EXERCISE
Your task is to give the data again, exactly, with every line intact.

EXCERPTED RECORDS
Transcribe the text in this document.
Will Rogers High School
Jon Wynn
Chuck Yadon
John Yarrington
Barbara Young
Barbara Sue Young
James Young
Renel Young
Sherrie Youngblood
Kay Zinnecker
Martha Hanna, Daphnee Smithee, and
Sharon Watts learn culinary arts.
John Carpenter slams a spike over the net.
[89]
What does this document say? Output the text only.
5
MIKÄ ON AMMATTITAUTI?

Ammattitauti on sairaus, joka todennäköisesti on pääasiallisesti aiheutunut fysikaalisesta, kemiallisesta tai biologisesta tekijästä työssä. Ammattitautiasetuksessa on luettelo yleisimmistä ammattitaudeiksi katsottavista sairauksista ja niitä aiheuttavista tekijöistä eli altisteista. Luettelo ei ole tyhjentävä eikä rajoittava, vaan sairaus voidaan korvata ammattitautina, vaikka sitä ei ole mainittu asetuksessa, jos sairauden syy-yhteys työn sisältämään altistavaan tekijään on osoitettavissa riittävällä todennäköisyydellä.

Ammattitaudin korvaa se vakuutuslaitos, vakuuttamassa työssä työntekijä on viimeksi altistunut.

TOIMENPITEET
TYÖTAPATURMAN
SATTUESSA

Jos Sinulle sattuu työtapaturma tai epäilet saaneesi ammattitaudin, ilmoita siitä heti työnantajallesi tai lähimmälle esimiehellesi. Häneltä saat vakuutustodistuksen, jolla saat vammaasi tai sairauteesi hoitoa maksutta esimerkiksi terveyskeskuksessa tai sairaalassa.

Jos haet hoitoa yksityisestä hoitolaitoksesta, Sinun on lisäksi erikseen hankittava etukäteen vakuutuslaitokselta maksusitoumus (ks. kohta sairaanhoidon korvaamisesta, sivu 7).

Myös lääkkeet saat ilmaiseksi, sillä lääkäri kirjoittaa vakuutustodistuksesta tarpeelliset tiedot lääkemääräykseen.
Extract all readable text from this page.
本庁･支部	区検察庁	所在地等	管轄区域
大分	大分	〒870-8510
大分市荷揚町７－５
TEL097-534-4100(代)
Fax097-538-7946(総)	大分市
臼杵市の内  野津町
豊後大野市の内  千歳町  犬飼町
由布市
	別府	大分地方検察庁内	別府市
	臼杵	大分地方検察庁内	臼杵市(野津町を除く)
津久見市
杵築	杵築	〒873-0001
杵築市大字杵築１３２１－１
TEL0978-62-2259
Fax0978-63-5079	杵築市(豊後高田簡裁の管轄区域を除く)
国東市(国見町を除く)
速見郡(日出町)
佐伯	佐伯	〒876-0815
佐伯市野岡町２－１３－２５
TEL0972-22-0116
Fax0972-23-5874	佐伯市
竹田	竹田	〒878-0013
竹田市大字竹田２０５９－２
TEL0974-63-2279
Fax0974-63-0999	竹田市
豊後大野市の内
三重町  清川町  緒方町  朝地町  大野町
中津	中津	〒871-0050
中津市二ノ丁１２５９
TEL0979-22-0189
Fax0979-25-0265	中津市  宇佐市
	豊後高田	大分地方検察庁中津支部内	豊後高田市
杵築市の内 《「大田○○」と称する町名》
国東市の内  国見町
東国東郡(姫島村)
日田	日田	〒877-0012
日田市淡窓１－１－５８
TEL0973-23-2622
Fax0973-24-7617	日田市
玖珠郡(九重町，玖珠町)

WRITTEN SOLUTION
Transcribe the text in this document.
Will Rogers High School
Jon Wynn
Chuck Yadon
John Yarrington
Barbara Young
Barbara Sue Young
James Young
Renel Young
Sherrie Youngblood
Kay Zinnecker
Martha Hanna, Daphnee Smithee, and
Sharon Watts learn culinary arts.
John Carpenter slams a spike over the net.
[89]
What does this document say? Output the text only.
5
MIKÄ ON AMMATTITAUTI?

Ammattitauti on sairaus, joka todennäköisesti on pääasiallisesti aiheutunut fysikaalisesta, kemiallisesta tai biologisesta tekijästä työssä. Ammattitautiasetuksessa on luettelo yleisimmistä ammattitaudeiksi katsottavista sairauksista ja niitä aiheuttavista tekijöistä eli altisteista. Luettelo ei ole tyhjentävä eikä rajoittava, vaan sairaus voidaan korvata ammattitautina, vaikka sitä ei ole mainittu asetuksessa, jos sairauden syy-yhteys työn sisältämään altistavaan tekijään on osoitettavissa riittävällä todennäköisyydellä.

Ammattitaudin korvaa se vakuutuslaitos, vakuuttamassa työssä työntekijä on viimeksi altistunut.

TOIMENPITEET
TYÖTAPATURMAN
SATTUESSA

Jos Sinulle sattuu työtapaturma tai epäilet saaneesi ammattitaudin, ilmoita siitä heti työnantajallesi tai lähimmälle esimiehellesi. Häneltä saat vakuutustodistuksen, jolla saat vammaasi tai sairauteesi hoitoa maksutta esimerkiksi terveyskeskuksessa tai sairaalassa.

Jos haet hoitoa yksityisestä hoitolaitoksesta, Sinun on lisäksi erikseen hankittava etukäteen vakuutuslaitokselta maksusitoumus (ks. kohta sairaanhoidon korvaamisesta, sivu 7).

Myös lääkkeet saat ilmaiseksi, sillä lääkäri kirjoittaa vakuutustodistuksesta tarpeelliset tiedot lääkemääräykseen.
Extract all readable text from this page.
本庁･支部	区検察庁	所在地等	管轄区域
大分	大分	〒870-8510
大分市荷揚町７－５
TEL097-534-4100(代)
Fax097-538-7946(総)	大分市
臼杵市の内  野津町
豊後大野市の内  千歳町  犬飼町
由布市
	別府	大分地方検察庁内	別府市
	臼杵	大分地方検察庁内	臼杵市(野津町を除く)
津久見市
杵築	杵築	〒873-0001
杵築市大字杵築１３２１－１
TEL0978-62-2259
Fax0978-63-5079	杵築市(豊後高田簡裁の管轄区域を除く)
国東市(国見町を除く)
速見郡(日出町)
佐伯	佐伯	〒876-0815
佐伯市野岡町２－１３－２５
TEL0972-22-0116
Fax0972-23-5874	佐伯市
竹田	竹田	〒878-0013
竹田市大字竹田２０５９－２
TEL0974-63-2279
Fax0974-63-0999	竹田市
豊後大野市の内
三重町  清川町  緒方町  朝地町  大野町
中津	中津	〒871-0050
中津市二ノ丁１２５９
TEL0979-22-0189
Fax0979-25-0265	中津市  宇佐市
	豊後高田	大分地方検察庁中津支部内	豊後高田市
杵築市の内 《「大田○○」と称する町名》
国東市の内  国見町
東国東郡(姫島村)
日田	日田	〒877-0012
日田市淡窓１－１－５８
TEL0973-23-2622
Fax0973-24-7617	日田市
玖珠郡(九重町，玖珠町)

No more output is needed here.